Work out how many lines hold the string "Given". The answer is a single number, nothing more.

(Dataset items)
## BEGIN

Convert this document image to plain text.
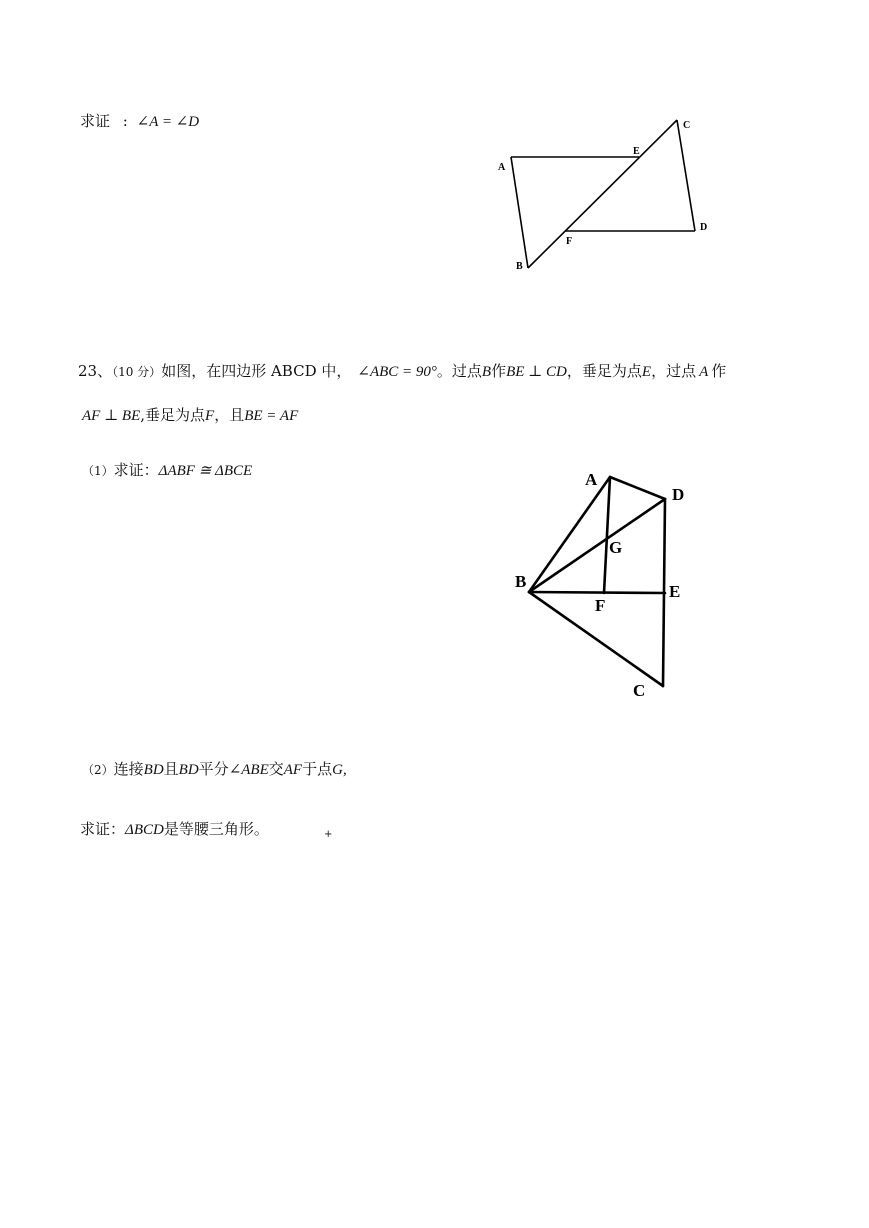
求证 : ∠A = ∠D
A
B
C
D
E
F
23、（10 分）如图，在四边形 ABCD 中， ∠ABC = 90°。过点B作BE ⊥ CD，垂足为点E，过点 A 作
AF ⊥ BE,垂足为点F，且BE = AF
（1）求证：ΔABF ≅ ΔBCE	A
B
C
D
E
F
G
（2）连接BD且BD平分∠ABE交AF于点G,
求证：ΔBCD是等腰三角形。	+
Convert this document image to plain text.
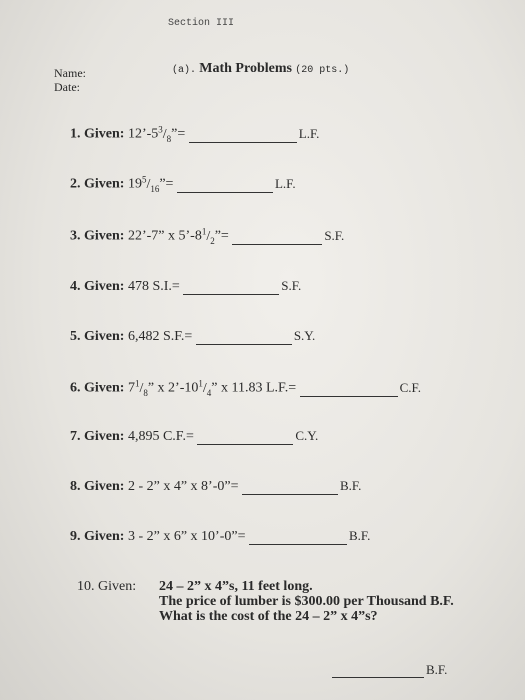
Section III
Name:
Date:
(a). Math Problems (20 pts.)
1. Given: $12’-5^3/_8”=$	L.F.
2. Given: $19^5/_{16}”=$	L.F.
3. Given: 22’-7” x $5’-8^1/_2”=$	S.F.
4. Given: 478 S.I.=	S.F.
5. Given: 6,482 S.F.=	S.Y.
6. Given: $7^1/_8$” x $2’-10^1/_4$” x 11.83 L.F.=	C.F.
7. Given: 4,895 C.F.=	C.Y.
8. Given: 2 - 2” x 4” x 8’-0”=	B.F.
9. Given: 3 - 2” x 6” x 10’-0”=	B.F.
10. Given: 24 – 2” x 4”s, 11 feet long.
The price of lumber is $300.00 per Thousand B.F.
What is the cost of the 24 – 2” x 4”s?
B.F.
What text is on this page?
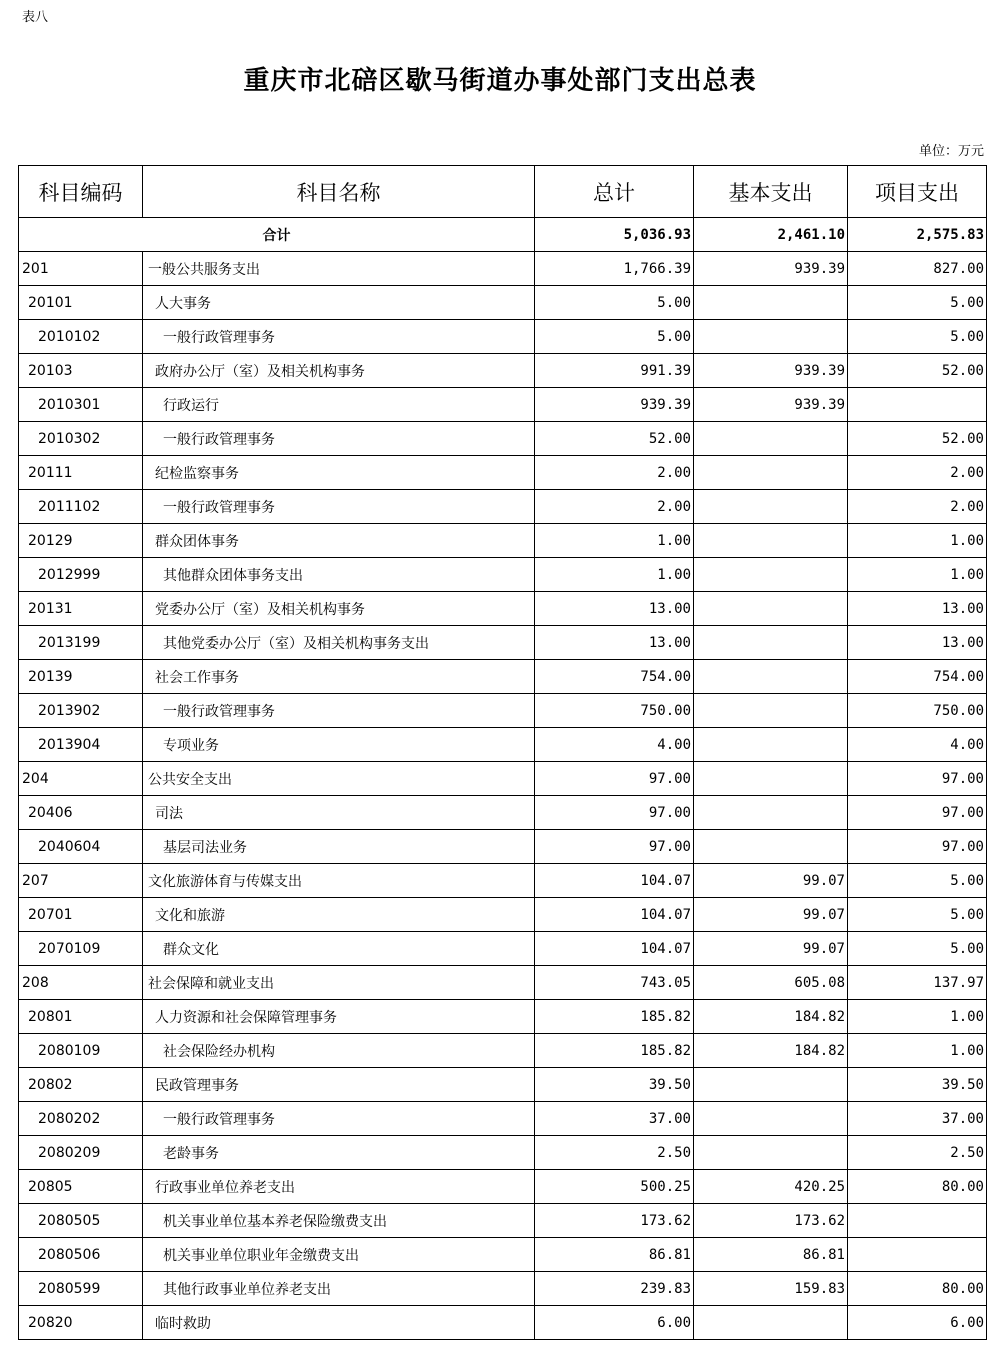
表八
重庆市北碚区歇马街道办事处部门支出总表
单位：万元
科目编码	科目名称	总计	基本支出	项目支出
合计		5,036.93	2,461.10	2,575.83
201	一般公共服务支出	1,766.39	939.39	827.00
20101	人大事务	5.00		5.00
2010102	一般行政管理事务	5.00		5.00
20103	政府办公厅（室）及相关机构事务	991.39	939.39	52.00
2010301	行政运行	939.39	939.39	
2010302	一般行政管理事务	52.00		52.00
20111	纪检监察事务	2.00		2.00
2011102	一般行政管理事务	2.00		2.00
20129	群众团体事务	1.00		1.00
2012999	其他群众团体事务支出	1.00		1.00
20131	党委办公厅（室）及相关机构事务	13.00		13.00
2013199	其他党委办公厅（室）及相关机构事务支出	13.00		13.00
20139	社会工作事务	754.00		754.00
2013902	一般行政管理事务	750.00		750.00
2013904	专项业务	4.00		4.00
204	公共安全支出	97.00		97.00
20406	司法	97.00		97.00
2040604	基层司法业务	97.00		97.00
207	文化旅游体育与传媒支出	104.07	99.07	5.00
20701	文化和旅游	104.07	99.07	5.00
2070109	群众文化	104.07	99.07	5.00
208	社会保障和就业支出	743.05	605.08	137.97
20801	人力资源和社会保障管理事务	185.82	184.82	1.00
2080109	社会保险经办机构	185.82	184.82	1.00
20802	民政管理事务	39.50		39.50
2080202	一般行政管理事务	37.00		37.00
2080209	老龄事务	2.50		2.50
20805	行政事业单位养老支出	500.25	420.25	80.00
2080505	机关事业单位基本养老保险缴费支出	173.62	173.62	
2080506	机关事业单位职业年金缴费支出	86.81	86.81	
2080599	其他行政事业单位养老支出	239.83	159.83	80.00
20820	临时救助	6.00		6.00
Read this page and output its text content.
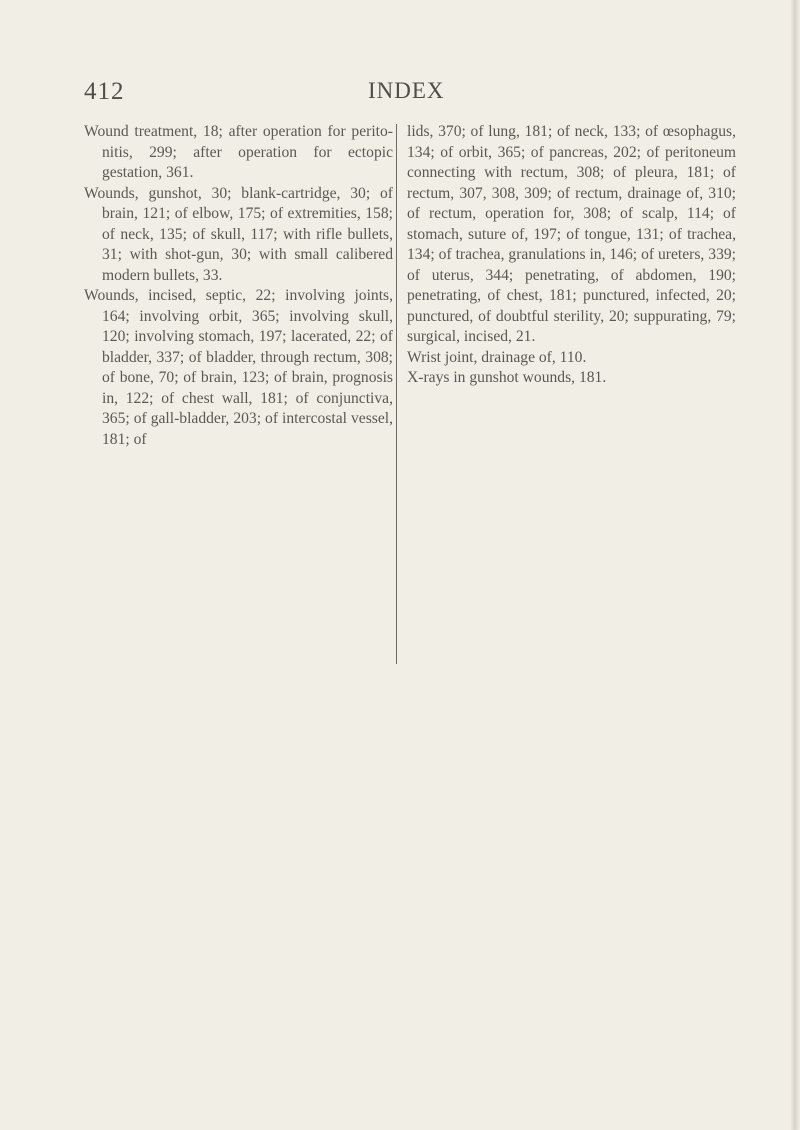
412	INDEX

Wound treatment, 18; after operation for peritonitis, 299; after operation for ectopic gestation, 361.

Wounds, gunshot, 30; blank-cartridge, 30; of brain, 121; of elbow, 175; of extremities, 158; of neck, 135; of skull, 117; with rifle bullets, 31; with shot-gun, 30; with small calibered modern bullets, 33.

Wounds, incised, septic, 22; involving joints, 164; involving orbit, 365; involving skull, 120; involving stomach, 197; lacerated, 22; of bladder, 337; of bladder, through rectum, 308; of bone, 70; of brain, 123; of brain, prognosis in, 122; of chest wall, 181; of conjunctiva, 365; of gall-bladder, 203; of intercostal vessel, 181; of

lids, 370; of lung, 181; of neck, 133; of œsophagus, 134; of orbit, 365; of pancreas, 202; of peritoneum connecting with rectum, 308; of pleura, 181; of rectum, 307, 308, 309; of rectum, drainage of, 310; of rectum, operation for, 308; of scalp, 114; of stomach, suture of, 197; of tongue, 131; of trachea, 134; of trachea, granulations in, 146; of ureters, 339; of uterus, 344; penetrating, of abdomen, 190; penetrating, of chest, 181; punctured, infected, 20; punctured, of doubtful sterility, 20; suppurating, 79; surgical, incised, 21.

Wrist joint, drainage of, 110.

X-rays in gunshot wounds, 181.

## END

Written solution:
10